Exercise instructions: All lines featuring the string "this" are to be listed.

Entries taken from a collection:

· · · ·

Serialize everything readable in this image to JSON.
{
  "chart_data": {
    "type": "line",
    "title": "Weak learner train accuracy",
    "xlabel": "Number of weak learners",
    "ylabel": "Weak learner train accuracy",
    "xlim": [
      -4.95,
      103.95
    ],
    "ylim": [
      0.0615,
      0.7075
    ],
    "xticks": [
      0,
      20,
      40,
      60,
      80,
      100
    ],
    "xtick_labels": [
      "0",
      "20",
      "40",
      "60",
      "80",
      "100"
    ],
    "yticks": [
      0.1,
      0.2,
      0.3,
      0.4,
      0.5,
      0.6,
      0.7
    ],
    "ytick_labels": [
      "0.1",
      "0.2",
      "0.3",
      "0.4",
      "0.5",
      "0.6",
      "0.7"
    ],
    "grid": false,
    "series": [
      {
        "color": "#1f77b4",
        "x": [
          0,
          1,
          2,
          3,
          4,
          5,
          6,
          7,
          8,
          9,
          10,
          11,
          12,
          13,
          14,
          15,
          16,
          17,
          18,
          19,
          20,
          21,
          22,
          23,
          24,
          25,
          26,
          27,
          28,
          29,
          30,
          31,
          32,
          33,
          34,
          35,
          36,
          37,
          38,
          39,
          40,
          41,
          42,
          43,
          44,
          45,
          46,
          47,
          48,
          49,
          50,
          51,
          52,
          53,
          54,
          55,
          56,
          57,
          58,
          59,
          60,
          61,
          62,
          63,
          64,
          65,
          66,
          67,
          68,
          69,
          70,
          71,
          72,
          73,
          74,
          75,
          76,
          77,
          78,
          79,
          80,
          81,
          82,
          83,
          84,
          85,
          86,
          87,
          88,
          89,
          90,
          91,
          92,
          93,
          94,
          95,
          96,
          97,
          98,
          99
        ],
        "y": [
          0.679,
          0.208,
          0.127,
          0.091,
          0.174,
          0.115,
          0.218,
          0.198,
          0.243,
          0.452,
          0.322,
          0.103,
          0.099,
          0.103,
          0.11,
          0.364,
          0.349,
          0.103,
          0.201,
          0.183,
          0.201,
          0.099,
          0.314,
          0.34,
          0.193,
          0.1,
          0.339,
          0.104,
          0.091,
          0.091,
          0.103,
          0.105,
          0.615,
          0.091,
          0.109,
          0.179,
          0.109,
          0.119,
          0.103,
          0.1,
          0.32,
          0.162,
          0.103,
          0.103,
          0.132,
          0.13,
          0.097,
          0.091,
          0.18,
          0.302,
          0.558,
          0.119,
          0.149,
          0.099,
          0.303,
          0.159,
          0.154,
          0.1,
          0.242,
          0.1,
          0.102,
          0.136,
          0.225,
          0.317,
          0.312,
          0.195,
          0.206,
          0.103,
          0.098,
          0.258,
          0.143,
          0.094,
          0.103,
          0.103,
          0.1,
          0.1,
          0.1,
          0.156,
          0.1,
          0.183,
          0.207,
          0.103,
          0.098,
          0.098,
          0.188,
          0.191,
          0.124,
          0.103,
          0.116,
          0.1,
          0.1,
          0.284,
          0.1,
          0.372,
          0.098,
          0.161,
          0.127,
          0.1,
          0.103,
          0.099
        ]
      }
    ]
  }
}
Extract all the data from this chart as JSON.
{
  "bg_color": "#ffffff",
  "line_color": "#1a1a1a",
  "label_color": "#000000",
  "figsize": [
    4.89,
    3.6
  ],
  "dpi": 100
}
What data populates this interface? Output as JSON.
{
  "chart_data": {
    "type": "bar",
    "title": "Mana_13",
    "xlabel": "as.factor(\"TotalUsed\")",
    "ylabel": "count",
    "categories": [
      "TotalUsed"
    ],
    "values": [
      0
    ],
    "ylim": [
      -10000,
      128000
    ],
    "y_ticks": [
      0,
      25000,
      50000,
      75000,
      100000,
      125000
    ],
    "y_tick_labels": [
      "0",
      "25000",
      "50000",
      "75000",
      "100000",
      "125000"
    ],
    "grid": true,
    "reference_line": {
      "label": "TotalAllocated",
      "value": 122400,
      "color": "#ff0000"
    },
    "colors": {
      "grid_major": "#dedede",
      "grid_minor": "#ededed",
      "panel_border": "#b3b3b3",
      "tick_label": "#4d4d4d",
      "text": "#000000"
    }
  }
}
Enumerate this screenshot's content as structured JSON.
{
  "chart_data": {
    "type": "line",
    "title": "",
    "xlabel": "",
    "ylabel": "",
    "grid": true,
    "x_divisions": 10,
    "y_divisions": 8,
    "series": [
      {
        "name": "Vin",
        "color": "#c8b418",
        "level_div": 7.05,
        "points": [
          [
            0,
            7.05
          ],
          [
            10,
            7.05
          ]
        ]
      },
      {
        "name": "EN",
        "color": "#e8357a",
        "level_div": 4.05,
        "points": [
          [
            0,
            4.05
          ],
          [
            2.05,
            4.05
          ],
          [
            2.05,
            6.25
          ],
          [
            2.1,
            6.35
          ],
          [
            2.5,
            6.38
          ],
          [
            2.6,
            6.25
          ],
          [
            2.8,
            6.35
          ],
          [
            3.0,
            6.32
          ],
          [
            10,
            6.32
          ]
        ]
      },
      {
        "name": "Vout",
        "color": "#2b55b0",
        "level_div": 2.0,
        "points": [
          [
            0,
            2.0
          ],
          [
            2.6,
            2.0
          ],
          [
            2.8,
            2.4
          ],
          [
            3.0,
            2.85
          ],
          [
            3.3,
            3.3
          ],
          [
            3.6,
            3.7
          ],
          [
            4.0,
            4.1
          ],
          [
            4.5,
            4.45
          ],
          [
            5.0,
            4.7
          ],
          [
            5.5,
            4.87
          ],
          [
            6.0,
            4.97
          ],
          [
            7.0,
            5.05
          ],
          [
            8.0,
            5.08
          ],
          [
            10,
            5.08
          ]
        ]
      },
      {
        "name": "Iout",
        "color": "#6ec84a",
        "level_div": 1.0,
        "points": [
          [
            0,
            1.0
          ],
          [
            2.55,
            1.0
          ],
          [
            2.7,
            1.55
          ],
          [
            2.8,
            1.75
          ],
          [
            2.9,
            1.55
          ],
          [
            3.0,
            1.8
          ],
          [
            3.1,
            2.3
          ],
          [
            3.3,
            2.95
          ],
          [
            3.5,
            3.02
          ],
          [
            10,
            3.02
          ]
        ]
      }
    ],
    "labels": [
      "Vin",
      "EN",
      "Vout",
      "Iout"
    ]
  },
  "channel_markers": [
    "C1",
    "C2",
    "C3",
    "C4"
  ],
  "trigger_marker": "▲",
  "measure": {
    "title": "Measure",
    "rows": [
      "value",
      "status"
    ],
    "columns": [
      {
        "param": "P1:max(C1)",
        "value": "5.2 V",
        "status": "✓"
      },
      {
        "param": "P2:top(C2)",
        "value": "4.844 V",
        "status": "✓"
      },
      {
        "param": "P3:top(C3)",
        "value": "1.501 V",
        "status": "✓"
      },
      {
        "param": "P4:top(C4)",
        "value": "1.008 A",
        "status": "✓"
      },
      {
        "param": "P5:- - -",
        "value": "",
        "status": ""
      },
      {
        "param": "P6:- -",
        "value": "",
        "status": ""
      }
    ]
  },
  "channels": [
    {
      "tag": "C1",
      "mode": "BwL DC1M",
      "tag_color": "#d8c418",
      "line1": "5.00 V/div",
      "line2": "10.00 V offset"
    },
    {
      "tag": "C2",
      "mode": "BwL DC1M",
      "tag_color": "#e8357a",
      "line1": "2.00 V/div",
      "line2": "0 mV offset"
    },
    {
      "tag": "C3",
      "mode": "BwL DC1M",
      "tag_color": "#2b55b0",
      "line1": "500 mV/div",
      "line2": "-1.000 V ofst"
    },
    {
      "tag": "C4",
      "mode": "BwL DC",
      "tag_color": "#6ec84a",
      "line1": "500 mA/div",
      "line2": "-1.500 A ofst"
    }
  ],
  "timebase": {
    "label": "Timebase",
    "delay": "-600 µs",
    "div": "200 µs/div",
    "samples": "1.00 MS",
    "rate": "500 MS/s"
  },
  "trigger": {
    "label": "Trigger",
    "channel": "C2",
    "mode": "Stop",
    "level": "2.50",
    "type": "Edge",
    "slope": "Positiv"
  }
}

· · · ·

Written reply:
Serialize everything readable in this image to JSON.
Extract all the data from this chart as JSON.
What data populates this interface? Output as JSON.
Enumerate this screenshot's content as structured JSON.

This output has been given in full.